| Task to complete |
Select all lines holding the word "محمود" from the entries that follow.
------------------------------
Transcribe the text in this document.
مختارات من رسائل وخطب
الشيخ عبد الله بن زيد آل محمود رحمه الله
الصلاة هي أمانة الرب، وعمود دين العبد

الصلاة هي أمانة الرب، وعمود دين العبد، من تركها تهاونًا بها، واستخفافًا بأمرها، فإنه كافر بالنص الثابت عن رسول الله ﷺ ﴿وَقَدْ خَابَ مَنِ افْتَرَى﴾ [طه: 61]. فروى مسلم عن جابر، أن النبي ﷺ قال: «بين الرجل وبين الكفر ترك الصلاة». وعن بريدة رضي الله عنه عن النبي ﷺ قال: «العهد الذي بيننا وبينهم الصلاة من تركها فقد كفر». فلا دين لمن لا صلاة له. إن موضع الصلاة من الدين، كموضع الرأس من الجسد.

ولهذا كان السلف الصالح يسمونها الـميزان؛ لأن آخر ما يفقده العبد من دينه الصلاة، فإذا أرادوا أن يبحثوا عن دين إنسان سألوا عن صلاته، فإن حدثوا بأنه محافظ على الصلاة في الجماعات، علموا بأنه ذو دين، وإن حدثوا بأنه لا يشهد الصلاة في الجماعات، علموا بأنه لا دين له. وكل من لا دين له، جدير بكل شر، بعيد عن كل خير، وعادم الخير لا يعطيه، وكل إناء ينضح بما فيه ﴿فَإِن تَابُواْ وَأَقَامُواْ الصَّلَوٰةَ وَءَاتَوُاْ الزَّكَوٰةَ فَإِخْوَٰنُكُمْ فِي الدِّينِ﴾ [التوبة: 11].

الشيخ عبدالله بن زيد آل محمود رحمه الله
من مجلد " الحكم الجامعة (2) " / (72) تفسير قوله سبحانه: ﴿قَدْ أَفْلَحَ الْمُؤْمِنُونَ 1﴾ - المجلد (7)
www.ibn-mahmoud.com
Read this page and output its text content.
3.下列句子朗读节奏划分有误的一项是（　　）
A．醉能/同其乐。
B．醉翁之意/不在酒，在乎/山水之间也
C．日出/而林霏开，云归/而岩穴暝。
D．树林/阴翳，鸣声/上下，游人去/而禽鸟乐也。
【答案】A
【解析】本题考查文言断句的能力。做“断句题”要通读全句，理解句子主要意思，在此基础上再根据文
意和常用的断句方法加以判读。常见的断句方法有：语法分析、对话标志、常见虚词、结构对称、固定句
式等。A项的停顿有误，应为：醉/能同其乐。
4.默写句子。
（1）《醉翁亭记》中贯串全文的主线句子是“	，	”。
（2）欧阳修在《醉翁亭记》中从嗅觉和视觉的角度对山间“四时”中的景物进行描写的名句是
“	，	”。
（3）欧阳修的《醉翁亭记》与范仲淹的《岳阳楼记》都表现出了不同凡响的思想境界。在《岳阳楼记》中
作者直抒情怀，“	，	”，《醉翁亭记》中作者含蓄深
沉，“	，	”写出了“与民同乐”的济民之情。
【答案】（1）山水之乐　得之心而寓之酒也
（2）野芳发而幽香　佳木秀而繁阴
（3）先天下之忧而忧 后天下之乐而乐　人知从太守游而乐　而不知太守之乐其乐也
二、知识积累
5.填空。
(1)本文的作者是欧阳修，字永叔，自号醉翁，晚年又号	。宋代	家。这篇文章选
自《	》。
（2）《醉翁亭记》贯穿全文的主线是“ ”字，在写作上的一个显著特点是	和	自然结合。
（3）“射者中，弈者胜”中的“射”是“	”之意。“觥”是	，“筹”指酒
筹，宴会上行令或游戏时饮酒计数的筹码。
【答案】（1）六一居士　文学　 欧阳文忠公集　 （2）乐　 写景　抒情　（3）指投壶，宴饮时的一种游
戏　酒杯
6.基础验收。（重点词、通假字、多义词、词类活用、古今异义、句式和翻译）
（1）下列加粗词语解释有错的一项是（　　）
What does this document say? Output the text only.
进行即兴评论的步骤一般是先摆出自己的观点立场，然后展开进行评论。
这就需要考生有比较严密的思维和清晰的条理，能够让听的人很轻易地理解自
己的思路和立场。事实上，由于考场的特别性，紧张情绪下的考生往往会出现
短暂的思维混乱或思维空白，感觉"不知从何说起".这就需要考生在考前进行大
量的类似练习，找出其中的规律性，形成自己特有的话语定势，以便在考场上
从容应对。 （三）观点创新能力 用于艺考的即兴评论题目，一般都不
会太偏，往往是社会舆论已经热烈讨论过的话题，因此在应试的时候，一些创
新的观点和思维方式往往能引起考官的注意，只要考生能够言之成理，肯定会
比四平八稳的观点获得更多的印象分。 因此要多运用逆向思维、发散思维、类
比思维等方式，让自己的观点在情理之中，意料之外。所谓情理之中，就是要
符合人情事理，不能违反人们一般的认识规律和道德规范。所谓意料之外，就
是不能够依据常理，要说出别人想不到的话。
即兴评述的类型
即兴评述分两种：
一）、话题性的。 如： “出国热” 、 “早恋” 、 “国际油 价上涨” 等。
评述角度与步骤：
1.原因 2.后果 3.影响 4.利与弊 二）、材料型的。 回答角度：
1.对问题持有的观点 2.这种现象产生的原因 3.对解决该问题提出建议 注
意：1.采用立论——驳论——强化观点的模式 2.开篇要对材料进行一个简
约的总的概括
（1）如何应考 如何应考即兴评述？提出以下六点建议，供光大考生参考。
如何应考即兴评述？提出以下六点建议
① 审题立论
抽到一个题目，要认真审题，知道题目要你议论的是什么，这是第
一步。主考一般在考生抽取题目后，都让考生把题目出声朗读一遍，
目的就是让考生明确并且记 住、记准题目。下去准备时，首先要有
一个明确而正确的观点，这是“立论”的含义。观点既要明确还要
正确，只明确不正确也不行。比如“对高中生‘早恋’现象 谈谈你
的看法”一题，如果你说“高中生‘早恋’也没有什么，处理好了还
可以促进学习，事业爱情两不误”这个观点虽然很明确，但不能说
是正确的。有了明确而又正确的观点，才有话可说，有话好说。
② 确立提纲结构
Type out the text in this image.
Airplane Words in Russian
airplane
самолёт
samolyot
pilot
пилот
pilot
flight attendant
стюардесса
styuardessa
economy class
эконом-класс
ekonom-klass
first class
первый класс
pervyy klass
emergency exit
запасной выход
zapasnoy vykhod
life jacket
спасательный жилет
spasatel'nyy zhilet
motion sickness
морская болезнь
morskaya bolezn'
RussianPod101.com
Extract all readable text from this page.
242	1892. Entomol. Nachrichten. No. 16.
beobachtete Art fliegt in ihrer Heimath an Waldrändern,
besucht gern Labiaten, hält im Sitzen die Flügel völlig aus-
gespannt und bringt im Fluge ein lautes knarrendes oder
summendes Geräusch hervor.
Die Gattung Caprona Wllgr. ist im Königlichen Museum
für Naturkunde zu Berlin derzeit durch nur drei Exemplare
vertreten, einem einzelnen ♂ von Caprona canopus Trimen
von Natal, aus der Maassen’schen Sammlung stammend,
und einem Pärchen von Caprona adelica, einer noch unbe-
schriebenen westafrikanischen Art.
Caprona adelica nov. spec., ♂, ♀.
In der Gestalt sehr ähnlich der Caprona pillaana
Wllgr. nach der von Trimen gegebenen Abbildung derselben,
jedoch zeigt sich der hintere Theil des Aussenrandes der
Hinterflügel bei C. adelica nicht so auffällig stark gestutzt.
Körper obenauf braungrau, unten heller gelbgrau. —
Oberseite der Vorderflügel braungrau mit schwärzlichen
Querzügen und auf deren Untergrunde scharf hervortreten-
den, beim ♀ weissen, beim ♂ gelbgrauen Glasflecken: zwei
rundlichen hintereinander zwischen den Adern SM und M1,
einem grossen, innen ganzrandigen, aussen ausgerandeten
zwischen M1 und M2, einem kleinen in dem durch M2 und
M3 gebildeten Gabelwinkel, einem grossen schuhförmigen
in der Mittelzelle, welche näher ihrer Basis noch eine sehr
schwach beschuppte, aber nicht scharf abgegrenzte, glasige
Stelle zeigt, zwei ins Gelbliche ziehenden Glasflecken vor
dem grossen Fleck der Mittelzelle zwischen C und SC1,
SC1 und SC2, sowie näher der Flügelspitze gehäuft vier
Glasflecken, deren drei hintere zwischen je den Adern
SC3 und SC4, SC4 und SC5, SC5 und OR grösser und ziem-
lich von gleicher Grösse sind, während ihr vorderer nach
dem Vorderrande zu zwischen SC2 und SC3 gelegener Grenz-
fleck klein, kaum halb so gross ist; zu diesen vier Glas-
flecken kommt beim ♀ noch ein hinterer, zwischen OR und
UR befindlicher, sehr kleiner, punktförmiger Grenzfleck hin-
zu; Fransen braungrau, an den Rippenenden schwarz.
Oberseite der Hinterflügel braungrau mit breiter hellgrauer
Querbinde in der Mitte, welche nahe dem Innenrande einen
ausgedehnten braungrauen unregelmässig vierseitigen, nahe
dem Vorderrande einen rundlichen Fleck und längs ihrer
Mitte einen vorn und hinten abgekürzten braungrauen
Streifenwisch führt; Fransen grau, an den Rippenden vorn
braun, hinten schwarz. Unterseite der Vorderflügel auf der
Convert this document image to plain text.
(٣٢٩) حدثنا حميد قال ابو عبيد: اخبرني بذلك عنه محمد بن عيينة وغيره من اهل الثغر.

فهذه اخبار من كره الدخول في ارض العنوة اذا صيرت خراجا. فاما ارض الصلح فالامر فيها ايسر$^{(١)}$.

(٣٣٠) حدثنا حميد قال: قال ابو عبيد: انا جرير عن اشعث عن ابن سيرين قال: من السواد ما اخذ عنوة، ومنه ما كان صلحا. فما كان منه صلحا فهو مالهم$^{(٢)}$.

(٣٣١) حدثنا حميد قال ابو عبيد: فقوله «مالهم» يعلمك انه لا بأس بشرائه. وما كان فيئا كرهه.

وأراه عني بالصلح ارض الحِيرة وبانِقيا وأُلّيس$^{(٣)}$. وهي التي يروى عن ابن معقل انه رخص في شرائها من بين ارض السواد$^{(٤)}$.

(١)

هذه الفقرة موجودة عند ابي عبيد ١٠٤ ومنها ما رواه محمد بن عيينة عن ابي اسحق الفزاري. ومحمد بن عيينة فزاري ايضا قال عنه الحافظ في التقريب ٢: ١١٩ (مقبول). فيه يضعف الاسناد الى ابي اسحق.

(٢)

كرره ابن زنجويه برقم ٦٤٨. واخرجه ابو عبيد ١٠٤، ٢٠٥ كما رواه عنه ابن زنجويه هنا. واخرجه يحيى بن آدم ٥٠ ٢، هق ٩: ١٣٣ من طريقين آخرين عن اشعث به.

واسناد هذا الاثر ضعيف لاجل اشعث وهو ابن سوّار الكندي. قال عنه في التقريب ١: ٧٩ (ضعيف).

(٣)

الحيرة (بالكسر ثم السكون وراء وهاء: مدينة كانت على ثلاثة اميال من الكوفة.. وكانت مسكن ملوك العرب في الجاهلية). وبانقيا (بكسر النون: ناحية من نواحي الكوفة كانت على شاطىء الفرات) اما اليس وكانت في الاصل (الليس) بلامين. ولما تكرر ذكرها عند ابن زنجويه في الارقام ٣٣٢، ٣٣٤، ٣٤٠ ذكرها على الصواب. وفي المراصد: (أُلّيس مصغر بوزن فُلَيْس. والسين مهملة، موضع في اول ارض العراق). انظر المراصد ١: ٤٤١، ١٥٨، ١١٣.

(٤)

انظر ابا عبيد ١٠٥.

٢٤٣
------------------------------
| Reply |
الشيخ عبد الله بن زيد آل محمود رحمه الله
الشيخ عبدالله بن زيد آل محمود رحمه الله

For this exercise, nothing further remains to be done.